Exercise: Find each line with the string "JSON" and copy it.

## Start Source material

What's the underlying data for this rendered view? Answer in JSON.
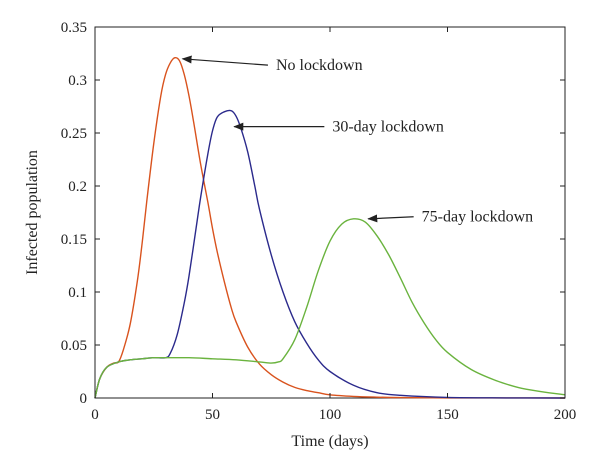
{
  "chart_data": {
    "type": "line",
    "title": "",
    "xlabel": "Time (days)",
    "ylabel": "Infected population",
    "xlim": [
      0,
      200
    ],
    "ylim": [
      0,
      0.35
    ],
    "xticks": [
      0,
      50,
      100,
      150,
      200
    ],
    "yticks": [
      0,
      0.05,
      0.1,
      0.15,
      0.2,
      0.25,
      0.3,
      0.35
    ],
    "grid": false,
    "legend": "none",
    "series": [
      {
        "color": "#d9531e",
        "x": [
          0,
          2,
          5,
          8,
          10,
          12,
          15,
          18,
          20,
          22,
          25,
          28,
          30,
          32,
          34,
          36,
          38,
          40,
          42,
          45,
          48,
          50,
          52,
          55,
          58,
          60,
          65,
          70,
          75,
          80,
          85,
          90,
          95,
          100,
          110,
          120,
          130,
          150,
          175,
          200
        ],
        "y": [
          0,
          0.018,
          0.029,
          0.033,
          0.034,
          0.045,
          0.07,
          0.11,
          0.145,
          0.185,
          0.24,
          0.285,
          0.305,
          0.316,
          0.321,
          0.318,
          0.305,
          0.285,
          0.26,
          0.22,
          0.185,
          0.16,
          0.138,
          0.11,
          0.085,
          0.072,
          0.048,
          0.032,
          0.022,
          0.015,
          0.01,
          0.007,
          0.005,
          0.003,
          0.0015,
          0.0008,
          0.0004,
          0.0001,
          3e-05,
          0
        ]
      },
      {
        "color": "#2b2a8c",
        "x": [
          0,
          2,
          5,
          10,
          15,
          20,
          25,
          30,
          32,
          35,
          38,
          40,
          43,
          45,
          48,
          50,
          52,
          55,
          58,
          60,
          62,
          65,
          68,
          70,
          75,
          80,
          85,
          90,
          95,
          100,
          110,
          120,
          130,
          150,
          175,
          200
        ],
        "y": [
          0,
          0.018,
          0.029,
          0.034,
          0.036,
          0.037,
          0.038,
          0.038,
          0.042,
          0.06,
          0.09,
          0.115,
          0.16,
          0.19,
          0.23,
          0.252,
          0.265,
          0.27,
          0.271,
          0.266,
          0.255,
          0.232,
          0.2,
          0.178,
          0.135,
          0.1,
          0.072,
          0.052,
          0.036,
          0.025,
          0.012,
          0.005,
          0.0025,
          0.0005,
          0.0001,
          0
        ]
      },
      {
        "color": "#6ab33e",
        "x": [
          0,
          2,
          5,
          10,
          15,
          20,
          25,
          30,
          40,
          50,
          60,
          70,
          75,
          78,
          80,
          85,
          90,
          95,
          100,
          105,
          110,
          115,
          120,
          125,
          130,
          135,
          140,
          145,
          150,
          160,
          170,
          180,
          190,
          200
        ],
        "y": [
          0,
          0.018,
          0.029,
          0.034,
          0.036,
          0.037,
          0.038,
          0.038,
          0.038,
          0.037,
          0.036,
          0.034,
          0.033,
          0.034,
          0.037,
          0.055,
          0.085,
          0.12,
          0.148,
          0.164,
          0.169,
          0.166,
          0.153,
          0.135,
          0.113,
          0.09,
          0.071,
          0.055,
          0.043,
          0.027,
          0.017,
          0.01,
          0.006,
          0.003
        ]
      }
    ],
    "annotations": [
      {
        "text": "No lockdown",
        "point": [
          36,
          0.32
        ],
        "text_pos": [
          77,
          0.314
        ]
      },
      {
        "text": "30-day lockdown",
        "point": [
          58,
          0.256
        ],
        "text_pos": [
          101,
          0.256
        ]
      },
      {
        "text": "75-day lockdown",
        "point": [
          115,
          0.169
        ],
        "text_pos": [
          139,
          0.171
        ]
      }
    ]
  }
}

## End Source material
## Start Source material

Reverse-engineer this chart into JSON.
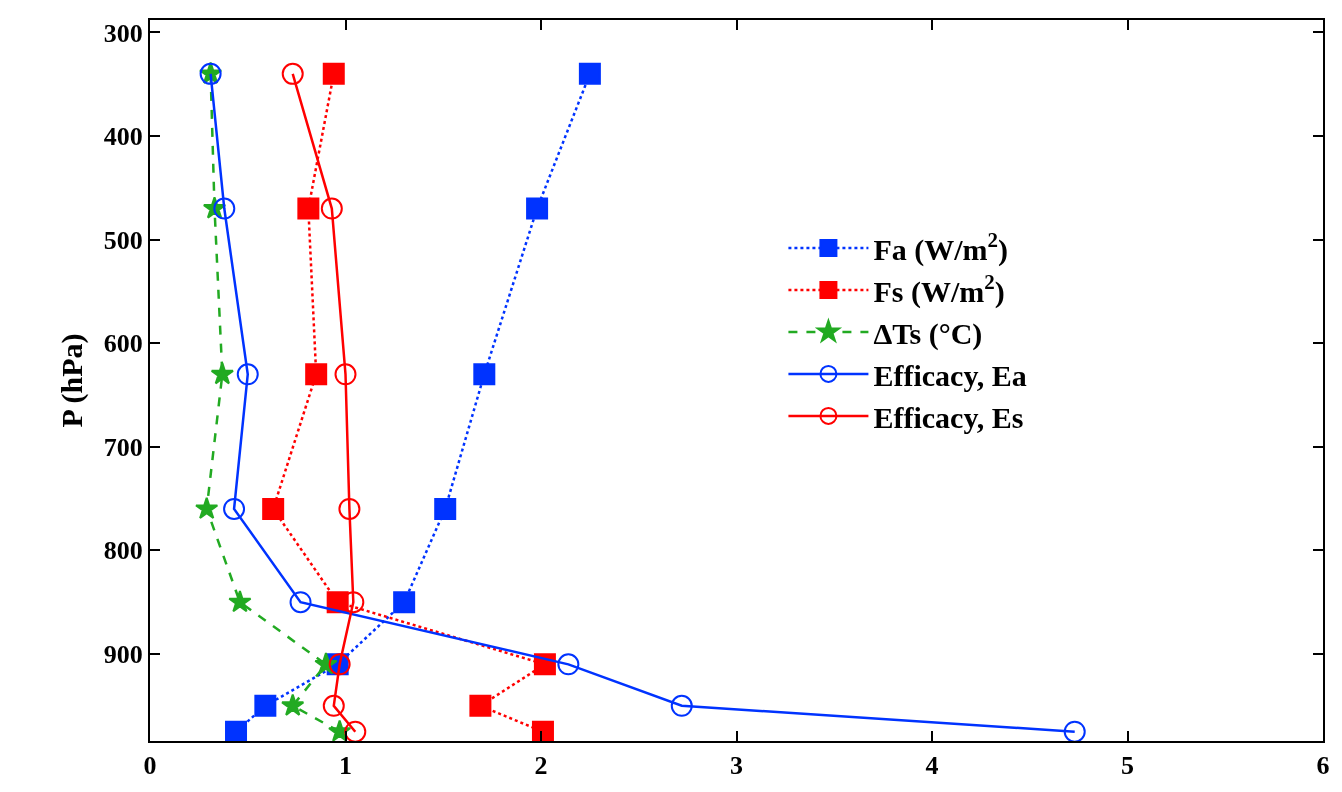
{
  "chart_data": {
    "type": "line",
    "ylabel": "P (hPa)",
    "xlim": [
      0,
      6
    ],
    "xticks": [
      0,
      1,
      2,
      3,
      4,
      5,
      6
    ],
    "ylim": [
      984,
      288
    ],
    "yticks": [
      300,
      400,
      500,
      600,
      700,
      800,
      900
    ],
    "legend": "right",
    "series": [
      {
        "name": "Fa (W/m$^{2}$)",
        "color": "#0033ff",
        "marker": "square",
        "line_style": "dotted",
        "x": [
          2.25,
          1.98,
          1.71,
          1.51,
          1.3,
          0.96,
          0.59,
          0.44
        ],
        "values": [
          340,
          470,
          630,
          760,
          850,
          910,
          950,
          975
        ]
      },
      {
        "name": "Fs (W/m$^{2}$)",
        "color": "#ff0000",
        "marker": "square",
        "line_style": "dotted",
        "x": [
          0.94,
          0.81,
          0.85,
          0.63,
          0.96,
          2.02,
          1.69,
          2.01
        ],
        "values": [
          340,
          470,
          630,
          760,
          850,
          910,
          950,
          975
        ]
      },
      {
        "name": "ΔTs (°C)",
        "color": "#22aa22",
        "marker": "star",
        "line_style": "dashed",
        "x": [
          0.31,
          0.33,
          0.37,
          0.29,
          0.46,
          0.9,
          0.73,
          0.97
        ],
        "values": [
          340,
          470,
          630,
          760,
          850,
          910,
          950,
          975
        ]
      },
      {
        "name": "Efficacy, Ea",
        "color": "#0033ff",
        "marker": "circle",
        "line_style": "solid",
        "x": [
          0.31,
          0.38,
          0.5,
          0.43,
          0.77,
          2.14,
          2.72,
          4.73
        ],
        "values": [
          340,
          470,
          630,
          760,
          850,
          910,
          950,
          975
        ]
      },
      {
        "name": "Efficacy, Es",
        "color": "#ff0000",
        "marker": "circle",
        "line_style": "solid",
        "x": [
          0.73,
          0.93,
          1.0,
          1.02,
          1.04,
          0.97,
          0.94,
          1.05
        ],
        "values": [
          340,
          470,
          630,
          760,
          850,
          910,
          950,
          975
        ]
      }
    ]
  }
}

## End Source material

Completed exercise:
What's the underlying data for this rendered view? Answer in JSON.
Reverse-engineer this chart into JSON.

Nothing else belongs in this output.